--- START PASSAGE SHOWN ---

The Getty Research Institute’s Nitrate Negative Collections
This past year, Pixel Acuity partnered with the Getty Research Institute (GRI) to digitize their nitrate negative collections. Due to the fragile nature and unique storage concerns of the GRI’s nitrate negative holdings, these materials were unavailable for many years. After digitization, the 6,000+ images will be added into the Library Catalog and freely available for the public to view. The negatives represent a few different collections, including Harald Szeemann papers, The French and Company photographic archive of fine and decorative arts, and Malvina Hoffman papers, and as such, their content varies widely.
The images depict an artists’ community in Switzerland, stock photos from an NYC-based art dealership, and work by a prominent female sculptor documenting her life and surroundings. Through the Nitrate Digitization Project, the Getty Research Institute had an opportunity to increase access to collections that were previously unavailable to researchers.
Above, film samples show nitrate film degradation.
Above, a member of the Pixel Acuity team digitizes a piece of nitrate film.
Although great care and consideration is always taken while handling a collection for digitization, the nature of nitrate film requires specialized environment, storage, and handling workflows throughout the digitization process. This particular project also consisted of several different collections with various sizes of film in various states of physical processing and organization.
The collections consisted of over 6000 individually cut pieces of nitrate film, as well as several hundred pieces of reflective ephemera, some of which dated back over 100 years. Given the diverse nature and scope of these collections, we had to customize our approach, figuring out how best to adapt to the different film formats and specifications while maintaining the care and physical preservation of a fragile collection.
Unique Solutions for Nitrate Film
In order to create the optimal environment for nitrate storage and for digitization, we worked with a professional conservator provided by the GRI to predetermine the ideal temperature and humidity control as well as air purity for the nitrate materials. The conservator also conducted an initial review of the condition of the nitrate materials with our team prior to beginning production.

--- END PASSAGE SHOWN ---
--- START SUPPLIED ENTRIES ---

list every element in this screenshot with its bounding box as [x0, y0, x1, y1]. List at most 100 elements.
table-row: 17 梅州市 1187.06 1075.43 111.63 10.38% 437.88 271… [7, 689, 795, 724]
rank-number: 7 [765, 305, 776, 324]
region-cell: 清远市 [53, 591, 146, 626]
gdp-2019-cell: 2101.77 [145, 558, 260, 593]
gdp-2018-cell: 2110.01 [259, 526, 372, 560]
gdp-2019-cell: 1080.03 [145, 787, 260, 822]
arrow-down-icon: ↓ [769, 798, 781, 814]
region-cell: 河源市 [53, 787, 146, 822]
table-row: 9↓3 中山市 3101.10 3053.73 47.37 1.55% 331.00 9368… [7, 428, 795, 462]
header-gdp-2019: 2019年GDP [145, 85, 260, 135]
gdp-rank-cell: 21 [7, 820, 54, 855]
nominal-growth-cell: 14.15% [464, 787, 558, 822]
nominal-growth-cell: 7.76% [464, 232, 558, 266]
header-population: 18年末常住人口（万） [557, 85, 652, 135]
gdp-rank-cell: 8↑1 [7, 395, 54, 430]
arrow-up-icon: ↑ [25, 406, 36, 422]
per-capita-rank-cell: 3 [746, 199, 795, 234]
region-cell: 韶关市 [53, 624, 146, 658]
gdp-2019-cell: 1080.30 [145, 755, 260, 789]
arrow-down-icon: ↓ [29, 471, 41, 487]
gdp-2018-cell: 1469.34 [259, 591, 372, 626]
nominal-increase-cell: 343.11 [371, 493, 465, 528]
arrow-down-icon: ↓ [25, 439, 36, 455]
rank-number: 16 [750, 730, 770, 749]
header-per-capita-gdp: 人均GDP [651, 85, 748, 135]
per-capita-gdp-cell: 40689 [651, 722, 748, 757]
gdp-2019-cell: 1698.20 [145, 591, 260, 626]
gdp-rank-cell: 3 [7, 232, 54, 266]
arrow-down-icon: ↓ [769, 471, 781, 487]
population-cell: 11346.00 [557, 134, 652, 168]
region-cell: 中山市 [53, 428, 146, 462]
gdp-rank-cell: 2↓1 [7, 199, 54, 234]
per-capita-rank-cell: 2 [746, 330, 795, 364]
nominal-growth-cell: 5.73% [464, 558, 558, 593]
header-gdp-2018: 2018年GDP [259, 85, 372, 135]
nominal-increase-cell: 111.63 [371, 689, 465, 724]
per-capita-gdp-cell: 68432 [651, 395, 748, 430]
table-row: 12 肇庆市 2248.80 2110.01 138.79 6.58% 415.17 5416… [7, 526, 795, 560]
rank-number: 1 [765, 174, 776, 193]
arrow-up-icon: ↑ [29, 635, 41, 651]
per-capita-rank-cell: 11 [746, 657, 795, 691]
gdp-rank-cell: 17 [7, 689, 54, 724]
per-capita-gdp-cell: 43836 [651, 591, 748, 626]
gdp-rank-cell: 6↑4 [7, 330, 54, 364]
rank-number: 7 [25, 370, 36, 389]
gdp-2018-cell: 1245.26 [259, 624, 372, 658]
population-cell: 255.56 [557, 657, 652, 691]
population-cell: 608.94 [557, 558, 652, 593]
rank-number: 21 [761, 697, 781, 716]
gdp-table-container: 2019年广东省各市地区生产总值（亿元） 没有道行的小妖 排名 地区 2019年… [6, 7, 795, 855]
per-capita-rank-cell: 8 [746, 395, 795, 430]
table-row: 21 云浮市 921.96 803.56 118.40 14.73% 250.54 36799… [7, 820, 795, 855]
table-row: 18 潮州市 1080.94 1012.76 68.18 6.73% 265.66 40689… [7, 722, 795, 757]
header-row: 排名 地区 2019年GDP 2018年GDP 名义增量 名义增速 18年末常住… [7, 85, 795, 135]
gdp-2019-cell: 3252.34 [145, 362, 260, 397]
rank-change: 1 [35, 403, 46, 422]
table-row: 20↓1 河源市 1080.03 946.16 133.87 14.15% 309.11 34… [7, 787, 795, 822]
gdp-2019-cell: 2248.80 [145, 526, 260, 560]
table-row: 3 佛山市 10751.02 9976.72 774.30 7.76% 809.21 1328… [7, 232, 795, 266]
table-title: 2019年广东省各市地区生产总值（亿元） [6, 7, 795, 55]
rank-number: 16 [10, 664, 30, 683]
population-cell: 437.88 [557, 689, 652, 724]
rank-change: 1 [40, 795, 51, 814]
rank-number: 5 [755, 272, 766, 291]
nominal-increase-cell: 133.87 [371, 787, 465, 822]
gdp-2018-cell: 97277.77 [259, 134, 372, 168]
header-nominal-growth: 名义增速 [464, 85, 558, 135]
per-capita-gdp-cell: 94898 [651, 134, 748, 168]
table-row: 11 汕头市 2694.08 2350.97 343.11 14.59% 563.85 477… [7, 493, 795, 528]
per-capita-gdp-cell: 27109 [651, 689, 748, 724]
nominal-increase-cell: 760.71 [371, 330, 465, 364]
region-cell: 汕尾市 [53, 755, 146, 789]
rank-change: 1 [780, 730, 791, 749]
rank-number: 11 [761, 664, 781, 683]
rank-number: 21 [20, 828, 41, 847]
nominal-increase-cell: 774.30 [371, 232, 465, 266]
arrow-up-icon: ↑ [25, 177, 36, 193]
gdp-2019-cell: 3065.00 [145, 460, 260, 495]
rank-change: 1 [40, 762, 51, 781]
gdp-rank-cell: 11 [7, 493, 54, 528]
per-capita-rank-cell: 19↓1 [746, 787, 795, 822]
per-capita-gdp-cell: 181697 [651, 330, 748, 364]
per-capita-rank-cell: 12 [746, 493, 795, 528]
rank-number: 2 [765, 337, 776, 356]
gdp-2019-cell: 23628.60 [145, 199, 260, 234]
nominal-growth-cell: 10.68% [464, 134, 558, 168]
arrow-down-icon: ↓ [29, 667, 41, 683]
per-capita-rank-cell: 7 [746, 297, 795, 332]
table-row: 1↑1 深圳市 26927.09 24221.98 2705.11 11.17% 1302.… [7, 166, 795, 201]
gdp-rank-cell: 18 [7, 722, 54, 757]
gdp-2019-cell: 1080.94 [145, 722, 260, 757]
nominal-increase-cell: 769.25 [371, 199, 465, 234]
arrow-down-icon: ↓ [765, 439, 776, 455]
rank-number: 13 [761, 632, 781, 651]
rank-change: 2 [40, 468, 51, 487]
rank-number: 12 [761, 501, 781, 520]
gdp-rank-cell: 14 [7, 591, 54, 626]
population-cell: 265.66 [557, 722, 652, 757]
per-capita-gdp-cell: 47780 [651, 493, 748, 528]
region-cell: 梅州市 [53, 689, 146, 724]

--- END SUPPLIED ENTRIES ---

Copy out the entire passage on digitizing the Getty Research Institute's nitrate negatives, word for word. The rows are separate material and have no connection to the text.

» SOLUTION FOR THIS EXERCISE:
The Getty Research Institute’s Nitrate Negative Collections
This past year, Pixel Acuity partnered with the Getty Research Institute (GRI) to digitize their nitrate negative collections. Due to the fragile nature and unique storage concerns of the GRI’s nitrate negative holdings, these materials were unavailable for many years. After digitization, the 6,000+ images will be added into the Library Catalog and freely available for the public to view. The negatives represent a few different collections, including Harald Szeemann papers, The French and Company photographic archive of fine and decorative arts, and Malvina Hoffman papers, and as such, their content varies widely.
The images depict an artists’ community in Switzerland, stock photos from an NYC-based art dealership, and work by a prominent female sculptor documenting her life and surroundings. Through the Nitrate Digitization Project, the Getty Research Institute had an opportunity to increase access to collections that were previously unavailable to researchers.
Above, film samples show nitrate film degradation.
Above, a member of the Pixel Acuity team digitizes a piece of nitrate film.
Although great care and consideration is always taken while handling a collection for digitization, the nature of nitrate film requires specialized environment, storage, and handling workflows throughout the digitization process. This particular project also consisted of several different collections with various sizes of film in various states of physical processing and organization.
The collections consisted of over 6000 individually cut pieces of nitrate film, as well as several hundred pieces of reflective ephemera, some of which dated back over 100 years. Given the diverse nature and scope of these collections, we had to customize our approach, figuring out how best to adapt to the different film formats and specifications while maintaining the care and physical preservation of a fragile collection.
Unique Solutions for Nitrate Film
In order to create the optimal environment for nitrate storage and for digitization, we worked with a professional conservator provided by the GRI to predetermine the ideal temperature and humidity control as well as air purity for the nitrate materials. The conservator also conducted an initial review of the condition of the nitrate materials with our team prior to beginning production.